Problem details =
Gather all lines in the records below that include the word "Customer".

Listed records =
⟨

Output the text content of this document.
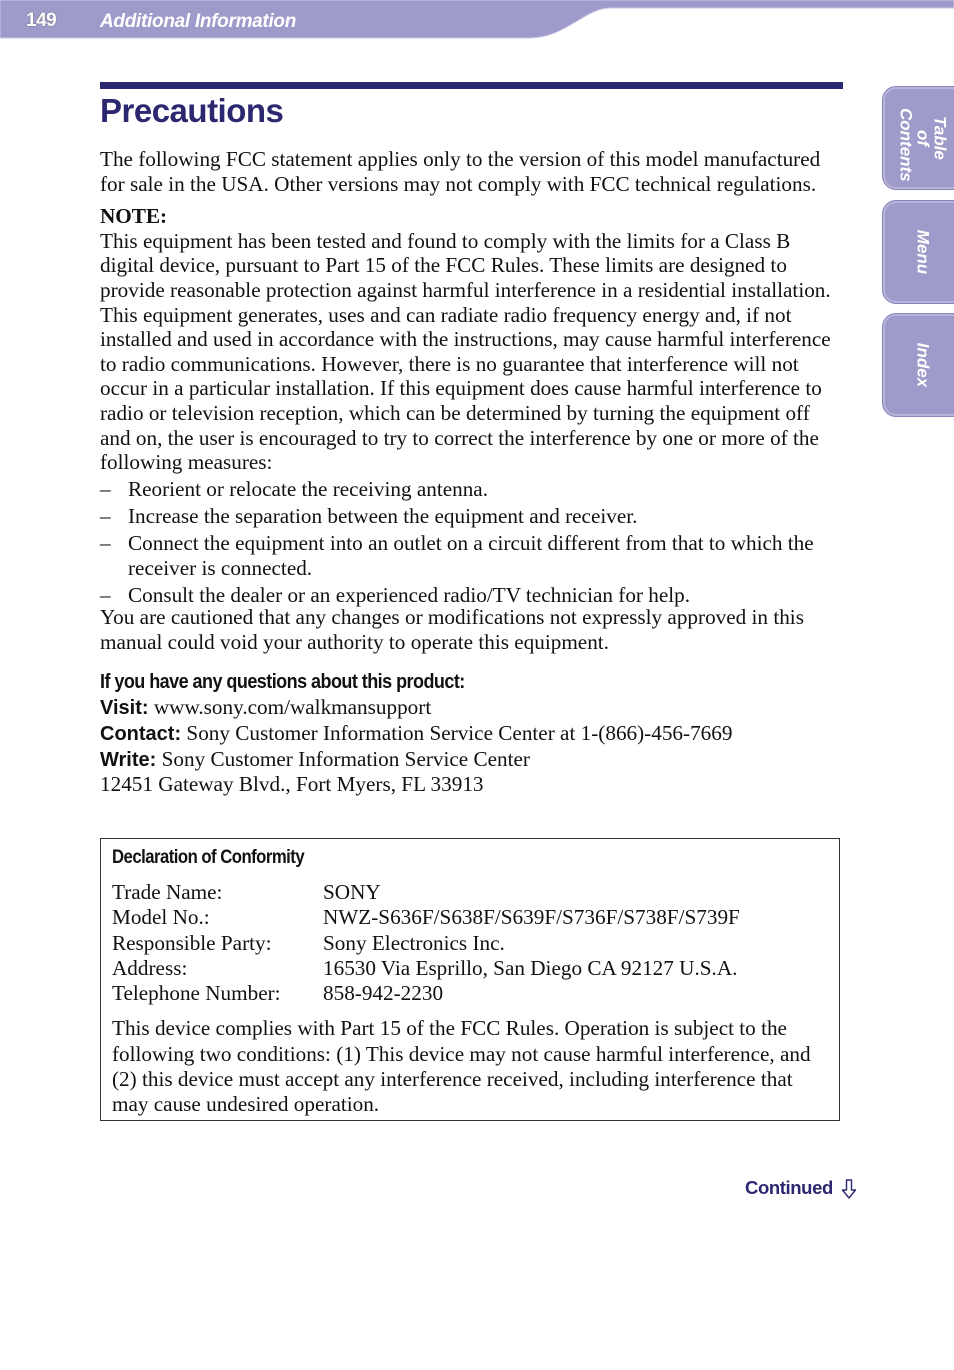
149 Additional Information
Table of Contents
Menu
Index
Precautions

The following FCC statement applies only to the version of this model manufactured for sale in the USA. Other versions may not comply with FCC technical regulations.

NOTE:

This equipment has been tested and found to comply with the limits for a Class B digital device, pursuant to Part 15 of the FCC Rules. These limits are designed to provide reasonable protection against harmful interference in a residential installation. This equipment generates, uses and can radiate radio frequency energy and, if not installed and used in accordance with the instructions, may cause harmful interference to radio communications. However, there is no guarantee that interference will not occur in a particular installation. If this equipment does cause harmful interference to radio or television reception, which can be determined by turning the equipment off and on, the user is encouraged to try to correct the interference by one or more of the following measures:

– Reorient or relocate the receiving antenna.
– Increase the separation between the equipment and receiver.
– Connect the equipment into an outlet on a circuit different from that to which the receiver is connected.
– Consult the dealer or an experienced radio/TV technician for help.

You are cautioned that any changes or modifications not expressly approved in this manual could void your authority to operate this equipment.

If you have any questions about this product:

Visit: www.sony.com/walkmansupport

Contact: Sony Customer Information Service Center at 1-(866)-456-7669

Write: Sony Customer Information Service Center

12451 Gateway Blvd., Fort Myers, FL 33913

Declaration of Conformity

Trade Name:	SONY
Model No.:	NWZ-S636F/S638F/S639F/S736F/S738F/S739F
Responsible Party:	Sony Electronics Inc.
Address:	16530 Via Esprillo, San Diego CA 92127 U.S.A.
Telephone Number:	858-942-2230

This device complies with Part 15 of the FCC Rules. Operation is subject to the following two conditions: (1) This device may not cause harmful interference, and (2) this device must accept any interference received, including interference that may cause undesired operation.

Continued
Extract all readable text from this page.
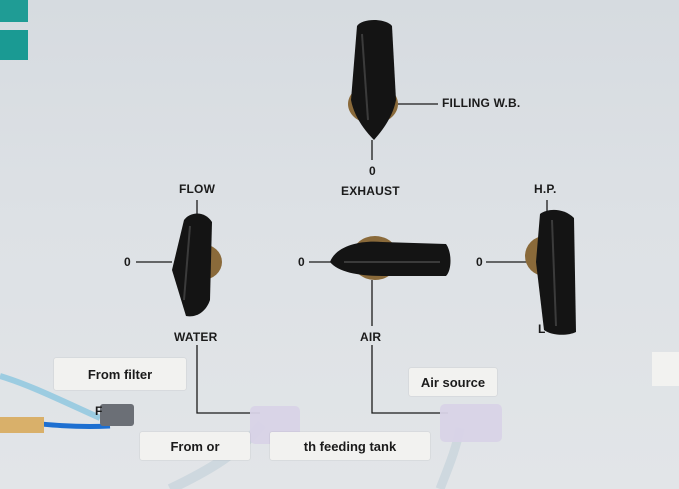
FILLING W.B.
EXHAUST
FLOW	H.P.
WATER	AIR
L
0
0	0	0
F
From filter
Air source
From or	th feeding tank
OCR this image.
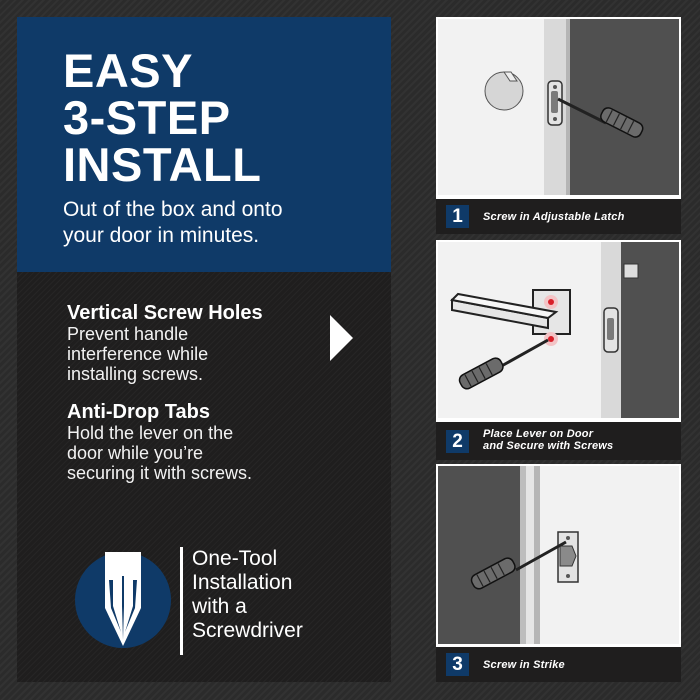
EASY
3-STEP
INSTALL

Out of the box and onto
your door in minutes.

Vertical Screw Holes

Prevent handle
interference while
installing screws.

Anti-Drop Tabs

Hold the lever on the
door while you’re
securing it with screws.

One-Tool
Installation
with a
Screwdriver

1	Screw in Adjustable Latch
2	Place Lever on Door
and Secure with Screws
3	Screw in Strike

⟩

Complete response =
Contact: Sony Customer Information Service Center at 1-(866)-456-7669
Write: Sony Customer Information Service Center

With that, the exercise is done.